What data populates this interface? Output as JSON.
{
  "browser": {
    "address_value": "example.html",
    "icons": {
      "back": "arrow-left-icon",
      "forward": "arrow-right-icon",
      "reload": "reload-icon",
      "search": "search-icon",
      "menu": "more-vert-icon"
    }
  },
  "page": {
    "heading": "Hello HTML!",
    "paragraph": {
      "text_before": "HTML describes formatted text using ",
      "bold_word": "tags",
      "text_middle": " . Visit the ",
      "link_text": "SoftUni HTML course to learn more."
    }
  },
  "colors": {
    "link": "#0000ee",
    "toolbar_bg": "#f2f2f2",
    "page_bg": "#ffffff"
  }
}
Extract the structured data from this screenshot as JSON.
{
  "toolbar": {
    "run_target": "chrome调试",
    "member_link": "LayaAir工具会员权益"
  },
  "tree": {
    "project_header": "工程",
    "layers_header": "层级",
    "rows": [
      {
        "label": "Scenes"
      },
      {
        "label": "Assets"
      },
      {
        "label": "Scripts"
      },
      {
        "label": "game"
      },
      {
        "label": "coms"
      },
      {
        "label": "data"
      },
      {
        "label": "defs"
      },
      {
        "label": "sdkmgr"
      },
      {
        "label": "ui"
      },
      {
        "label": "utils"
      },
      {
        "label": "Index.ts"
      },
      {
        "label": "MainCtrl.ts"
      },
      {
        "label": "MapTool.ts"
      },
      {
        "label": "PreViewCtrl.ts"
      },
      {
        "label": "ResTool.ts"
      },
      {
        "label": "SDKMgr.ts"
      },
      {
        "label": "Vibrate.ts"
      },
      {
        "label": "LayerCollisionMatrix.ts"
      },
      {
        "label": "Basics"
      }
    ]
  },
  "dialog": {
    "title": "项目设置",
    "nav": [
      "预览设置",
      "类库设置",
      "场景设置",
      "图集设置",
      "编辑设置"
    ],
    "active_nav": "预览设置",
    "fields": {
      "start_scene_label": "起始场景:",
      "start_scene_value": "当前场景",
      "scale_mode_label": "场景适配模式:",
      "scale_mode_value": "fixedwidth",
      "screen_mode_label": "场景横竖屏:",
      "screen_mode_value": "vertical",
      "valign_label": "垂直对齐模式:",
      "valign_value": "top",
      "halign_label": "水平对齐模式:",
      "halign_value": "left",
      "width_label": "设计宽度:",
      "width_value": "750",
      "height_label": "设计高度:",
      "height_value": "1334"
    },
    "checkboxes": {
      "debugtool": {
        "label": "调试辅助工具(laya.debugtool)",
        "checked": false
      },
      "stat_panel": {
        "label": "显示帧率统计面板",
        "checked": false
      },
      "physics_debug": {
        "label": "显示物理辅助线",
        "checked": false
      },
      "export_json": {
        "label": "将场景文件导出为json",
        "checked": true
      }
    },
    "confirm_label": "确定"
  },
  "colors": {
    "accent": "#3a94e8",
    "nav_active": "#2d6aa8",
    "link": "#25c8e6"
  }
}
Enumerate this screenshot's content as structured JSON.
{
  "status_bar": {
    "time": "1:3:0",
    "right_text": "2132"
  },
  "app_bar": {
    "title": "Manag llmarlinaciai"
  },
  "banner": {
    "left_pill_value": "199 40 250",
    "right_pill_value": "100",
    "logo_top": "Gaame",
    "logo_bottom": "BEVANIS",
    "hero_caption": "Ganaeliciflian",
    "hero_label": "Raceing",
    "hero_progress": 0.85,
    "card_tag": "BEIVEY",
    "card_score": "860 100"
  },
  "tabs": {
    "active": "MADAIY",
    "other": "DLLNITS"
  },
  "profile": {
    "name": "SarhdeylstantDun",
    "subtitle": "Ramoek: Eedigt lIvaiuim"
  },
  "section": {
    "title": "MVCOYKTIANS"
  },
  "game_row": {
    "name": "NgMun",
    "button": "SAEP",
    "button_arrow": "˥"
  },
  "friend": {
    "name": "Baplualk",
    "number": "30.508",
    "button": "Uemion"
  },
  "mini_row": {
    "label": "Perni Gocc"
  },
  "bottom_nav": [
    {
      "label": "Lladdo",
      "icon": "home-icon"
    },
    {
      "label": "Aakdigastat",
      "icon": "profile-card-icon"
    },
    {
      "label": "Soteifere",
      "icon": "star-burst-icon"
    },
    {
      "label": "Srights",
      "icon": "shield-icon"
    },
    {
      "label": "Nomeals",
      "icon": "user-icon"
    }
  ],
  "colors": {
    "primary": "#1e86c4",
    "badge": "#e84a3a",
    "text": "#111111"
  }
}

# The request
Extract the full listing above without altering anything.

# Reply
What data populates this interface? Output as JSON.
{
  "browser": {
    "address_value": "example.html",
    "icons": {
      "back": "arrow-left-icon",
      "forward": "arrow-right-icon",
      "reload": "reload-icon",
      "search": "search-icon",
      "menu": "more-vert-icon"
    }
  },
  "page": {
    "heading": "Hello HTML!",
    "paragraph": {
      "text_before": "HTML describes formatted text using ",
      "bold_word": "tags",
      "text_middle": " . Visit the ",
      "link_text": "SoftUni HTML course to learn more."
    }
  },
  "colors": {
    "link": "#0000ee",
    "toolbar_bg": "#f2f2f2",
    "page_bg": "#ffffff"
  }
}
Extract the structured data from this screenshot as JSON.
{
  "toolbar": {
    "run_target": "chrome调试",
    "member_link": "LayaAir工具会员权益"
  },
  "tree": {
    "project_header": "工程",
    "layers_header": "层级",
    "rows": [
      {
        "label": "Scenes"
      },
      {
        "label": "Assets"
      },
      {
        "label": "Scripts"
      },
      {
        "label": "game"
      },
      {
        "label": "coms"
      },
      {
        "label": "data"
      },
      {
        "label": "defs"
      },
      {
        "label": "sdkmgr"
      },
      {
        "label": "ui"
      },
      {
        "label": "utils"
      },
      {
        "label": "Index.ts"
      },
      {
        "label": "MainCtrl.ts"
      },
      {
        "label": "MapTool.ts"
      },
      {
        "label": "PreViewCtrl.ts"
      },
      {
        "label": "ResTool.ts"
      },
      {
        "label": "SDKMgr.ts"
      },
      {
        "label": "Vibrate.ts"
      },
      {
        "label": "LayerCollisionMatrix.ts"
      },
      {
        "label": "Basics"
      }
    ]
  },
  "dialog": {
    "title": "项目设置",
    "nav": [
      "预览设置",
      "类库设置",
      "场景设置",
      "图集设置",
      "编辑设置"
    ],
    "active_nav": "预览设置",
    "fields": {
      "start_scene_label": "起始场景:",
      "start_scene_value": "当前场景",
      "scale_mode_label": "场景适配模式:",
      "scale_mode_value": "fixedwidth",
      "screen_mode_label": "场景横竖屏:",
      "screen_mode_value": "vertical",
      "valign_label": "垂直对齐模式:",
      "valign_value": "top",
      "halign_label": "水平对齐模式:",
      "halign_value": "left",
      "width_label": "设计宽度:",
      "width_value": "750",
      "height_label": "设计高度:",
      "height_value": "1334"
    },
    "checkboxes": {
      "debugtool": {
        "label": "调试辅助工具(laya.debugtool)",
        "checked": false
      },
      "stat_panel": {
        "label": "显示帧率统计面板",
        "checked": false
      },
      "physics_debug": {
        "label": "显示物理辅助线",
        "checked": false
      },
      "export_json": {
        "label": "将场景文件导出为json",
        "checked": true
      }
    },
    "confirm_label": "确定"
  },
  "colors": {
    "accent": "#3a94e8",
    "nav_active": "#2d6aa8",
    "link": "#25c8e6"
  }
}
Enumerate this screenshot's content as structured JSON.
{
  "status_bar": {
    "time": "1:3:0",
    "right_text": "2132"
  },
  "app_bar": {
    "title": "Manag llmarlinaciai"
  },
  "banner": {
    "left_pill_value": "199 40 250",
    "right_pill_value": "100",
    "logo_top": "Gaame",
    "logo_bottom": "BEVANIS",
    "hero_caption": "Ganaeliciflian",
    "hero_label": "Raceing",
    "hero_progress": 0.85,
    "card_tag": "BEIVEY",
    "card_score": "860 100"
  },
  "tabs": {
    "active": "MADAIY",
    "other": "DLLNITS"
  },
  "profile": {
    "name": "SarhdeylstantDun",
    "subtitle": "Ramoek: Eedigt lIvaiuim"
  },
  "section": {
    "title": "MVCOYKTIANS"
  },
  "game_row": {
    "name": "NgMun",
    "button": "SAEP",
    "button_arrow": "˥"
  },
  "friend": {
    "name": "Baplualk",
    "number": "30.508",
    "button": "Uemion"
  },
  "mini_row": {
    "label": "Perni Gocc"
  },
  "bottom_nav": [
    {
      "label": "Lladdo",
      "icon": "home-icon"
    },
    {
      "label": "Aakdigastat",
      "icon": "profile-card-icon"
    },
    {
      "label": "Soteifere",
      "icon": "star-burst-icon"
    },
    {
      "label": "Srights",
      "icon": "shield-icon"
    },
    {
      "label": "Nomeals",
      "icon": "user-icon"
    }
  ],
  "colors": {
    "primary": "#1e86c4",
    "badge": "#e84a3a",
    "text": "#111111"
  }
}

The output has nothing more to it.